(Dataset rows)
= = = = = = =
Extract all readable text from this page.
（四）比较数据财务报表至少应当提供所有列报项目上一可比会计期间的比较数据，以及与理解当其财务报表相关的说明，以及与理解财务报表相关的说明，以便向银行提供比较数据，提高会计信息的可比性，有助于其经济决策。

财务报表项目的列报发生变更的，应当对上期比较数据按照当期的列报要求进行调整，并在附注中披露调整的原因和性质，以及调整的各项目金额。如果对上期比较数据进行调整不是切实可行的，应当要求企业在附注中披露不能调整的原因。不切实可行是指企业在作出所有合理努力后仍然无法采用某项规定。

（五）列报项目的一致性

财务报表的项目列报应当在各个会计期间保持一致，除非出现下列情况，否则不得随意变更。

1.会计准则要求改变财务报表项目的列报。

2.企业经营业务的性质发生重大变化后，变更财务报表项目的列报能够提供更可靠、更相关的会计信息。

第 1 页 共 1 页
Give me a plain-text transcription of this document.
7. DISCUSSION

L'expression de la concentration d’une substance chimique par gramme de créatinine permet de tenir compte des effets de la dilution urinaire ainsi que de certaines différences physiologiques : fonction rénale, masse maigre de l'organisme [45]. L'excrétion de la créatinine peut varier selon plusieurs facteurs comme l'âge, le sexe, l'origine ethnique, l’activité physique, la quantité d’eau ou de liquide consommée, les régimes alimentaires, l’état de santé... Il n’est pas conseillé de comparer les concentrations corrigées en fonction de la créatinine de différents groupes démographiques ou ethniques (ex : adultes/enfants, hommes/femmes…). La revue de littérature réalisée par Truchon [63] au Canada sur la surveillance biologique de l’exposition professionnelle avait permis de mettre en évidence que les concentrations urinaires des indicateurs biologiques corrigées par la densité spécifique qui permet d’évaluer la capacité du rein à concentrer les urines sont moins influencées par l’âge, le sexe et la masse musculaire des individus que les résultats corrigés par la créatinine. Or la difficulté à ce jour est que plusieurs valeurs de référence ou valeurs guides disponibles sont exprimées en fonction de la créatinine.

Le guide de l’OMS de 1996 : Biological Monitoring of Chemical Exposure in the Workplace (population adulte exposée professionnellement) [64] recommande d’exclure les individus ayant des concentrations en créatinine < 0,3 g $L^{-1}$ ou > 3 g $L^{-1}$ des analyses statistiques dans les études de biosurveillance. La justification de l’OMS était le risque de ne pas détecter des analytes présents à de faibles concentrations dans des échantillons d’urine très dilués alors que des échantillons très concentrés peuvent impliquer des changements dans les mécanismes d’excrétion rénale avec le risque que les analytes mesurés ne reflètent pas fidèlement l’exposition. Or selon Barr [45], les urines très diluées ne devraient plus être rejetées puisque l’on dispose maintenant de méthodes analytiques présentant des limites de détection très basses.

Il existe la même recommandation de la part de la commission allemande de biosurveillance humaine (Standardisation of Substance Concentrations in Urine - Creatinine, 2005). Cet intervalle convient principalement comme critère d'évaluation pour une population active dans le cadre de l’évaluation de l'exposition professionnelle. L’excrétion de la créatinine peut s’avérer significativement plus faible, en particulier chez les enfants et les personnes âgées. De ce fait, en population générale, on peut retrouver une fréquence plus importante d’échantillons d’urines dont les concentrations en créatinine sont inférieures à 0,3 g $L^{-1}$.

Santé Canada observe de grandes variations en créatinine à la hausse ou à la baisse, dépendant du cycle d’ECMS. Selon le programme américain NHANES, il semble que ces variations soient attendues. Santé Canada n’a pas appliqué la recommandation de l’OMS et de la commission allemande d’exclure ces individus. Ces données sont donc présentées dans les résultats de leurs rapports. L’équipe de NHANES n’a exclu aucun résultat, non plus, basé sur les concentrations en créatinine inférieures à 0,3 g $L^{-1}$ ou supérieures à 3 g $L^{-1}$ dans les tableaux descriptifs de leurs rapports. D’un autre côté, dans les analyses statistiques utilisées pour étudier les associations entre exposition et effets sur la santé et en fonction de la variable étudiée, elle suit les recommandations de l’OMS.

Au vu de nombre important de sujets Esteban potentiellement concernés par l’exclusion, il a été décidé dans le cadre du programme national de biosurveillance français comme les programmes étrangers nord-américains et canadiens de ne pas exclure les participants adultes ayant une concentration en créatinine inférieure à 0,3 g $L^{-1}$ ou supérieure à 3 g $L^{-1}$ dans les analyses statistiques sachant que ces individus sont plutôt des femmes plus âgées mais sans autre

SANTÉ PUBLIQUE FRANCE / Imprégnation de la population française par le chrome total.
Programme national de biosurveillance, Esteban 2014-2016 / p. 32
= = = = = = =
WHAT YOU HAVE TO DO: Set down the listing above in full, please, exactly as it appears.

REPLY:
Extract all readable text from this page.
（四）比较数据财务报表至少应当提供所有列报项目上一可比会计期间的比较数据，以及与理解当其财务报表相关的说明，以及与理解财务报表相关的说明，以便向银行提供比较数据，提高会计信息的可比性，有助于其经济决策。

财务报表项目的列报发生变更的，应当对上期比较数据按照当期的列报要求进行调整，并在附注中披露调整的原因和性质，以及调整的各项目金额。如果对上期比较数据进行调整不是切实可行的，应当要求企业在附注中披露不能调整的原因。不切实可行是指企业在作出所有合理努力后仍然无法采用某项规定。

（五）列报项目的一致性

财务报表的项目列报应当在各个会计期间保持一致，除非出现下列情况，否则不得随意变更。

1.会计准则要求改变财务报表项目的列报。

2.企业经营业务的性质发生重大变化后，变更财务报表项目的列报能够提供更可靠、更相关的会计信息。

第 1 页 共 1 页
Give me a plain-text transcription of this document.
7. DISCUSSION

L'expression de la concentration d’une substance chimique par gramme de créatinine permet de tenir compte des effets de la dilution urinaire ainsi que de certaines différences physiologiques : fonction rénale, masse maigre de l'organisme [45]. L'excrétion de la créatinine peut varier selon plusieurs facteurs comme l'âge, le sexe, l'origine ethnique, l’activité physique, la quantité d’eau ou de liquide consommée, les régimes alimentaires, l’état de santé... Il n’est pas conseillé de comparer les concentrations corrigées en fonction de la créatinine de différents groupes démographiques ou ethniques (ex : adultes/enfants, hommes/femmes…). La revue de littérature réalisée par Truchon [63] au Canada sur la surveillance biologique de l’exposition professionnelle avait permis de mettre en évidence que les concentrations urinaires des indicateurs biologiques corrigées par la densité spécifique qui permet d’évaluer la capacité du rein à concentrer les urines sont moins influencées par l’âge, le sexe et la masse musculaire des individus que les résultats corrigés par la créatinine. Or la difficulté à ce jour est que plusieurs valeurs de référence ou valeurs guides disponibles sont exprimées en fonction de la créatinine.

Le guide de l’OMS de 1996 : Biological Monitoring of Chemical Exposure in the Workplace (population adulte exposée professionnellement) [64] recommande d’exclure les individus ayant des concentrations en créatinine < 0,3 g $L^{-1}$ ou > 3 g $L^{-1}$ des analyses statistiques dans les études de biosurveillance. La justification de l’OMS était le risque de ne pas détecter des analytes présents à de faibles concentrations dans des échantillons d’urine très dilués alors que des échantillons très concentrés peuvent impliquer des changements dans les mécanismes d’excrétion rénale avec le risque que les analytes mesurés ne reflètent pas fidèlement l’exposition. Or selon Barr [45], les urines très diluées ne devraient plus être rejetées puisque l’on dispose maintenant de méthodes analytiques présentant des limites de détection très basses.

Il existe la même recommandation de la part de la commission allemande de biosurveillance humaine (Standardisation of Substance Concentrations in Urine - Creatinine, 2005). Cet intervalle convient principalement comme critère d'évaluation pour une population active dans le cadre de l’évaluation de l'exposition professionnelle. L’excrétion de la créatinine peut s’avérer significativement plus faible, en particulier chez les enfants et les personnes âgées. De ce fait, en population générale, on peut retrouver une fréquence plus importante d’échantillons d’urines dont les concentrations en créatinine sont inférieures à 0,3 g $L^{-1}$.

Santé Canada observe de grandes variations en créatinine à la hausse ou à la baisse, dépendant du cycle d’ECMS. Selon le programme américain NHANES, il semble que ces variations soient attendues. Santé Canada n’a pas appliqué la recommandation de l’OMS et de la commission allemande d’exclure ces individus. Ces données sont donc présentées dans les résultats de leurs rapports. L’équipe de NHANES n’a exclu aucun résultat, non plus, basé sur les concentrations en créatinine inférieures à 0,3 g $L^{-1}$ ou supérieures à 3 g $L^{-1}$ dans les tableaux descriptifs de leurs rapports. D’un autre côté, dans les analyses statistiques utilisées pour étudier les associations entre exposition et effets sur la santé et en fonction de la variable étudiée, elle suit les recommandations de l’OMS.

Au vu de nombre important de sujets Esteban potentiellement concernés par l’exclusion, il a été décidé dans le cadre du programme national de biosurveillance français comme les programmes étrangers nord-américains et canadiens de ne pas exclure les participants adultes ayant une concentration en créatinine inférieure à 0,3 g $L^{-1}$ ou supérieure à 3 g $L^{-1}$ dans les analyses statistiques sachant que ces individus sont plutôt des femmes plus âgées mais sans autre

SANTÉ PUBLIQUE FRANCE / Imprégnation de la population française par le chrome total.
Programme national de biosurveillance, Esteban 2014-2016 / p. 32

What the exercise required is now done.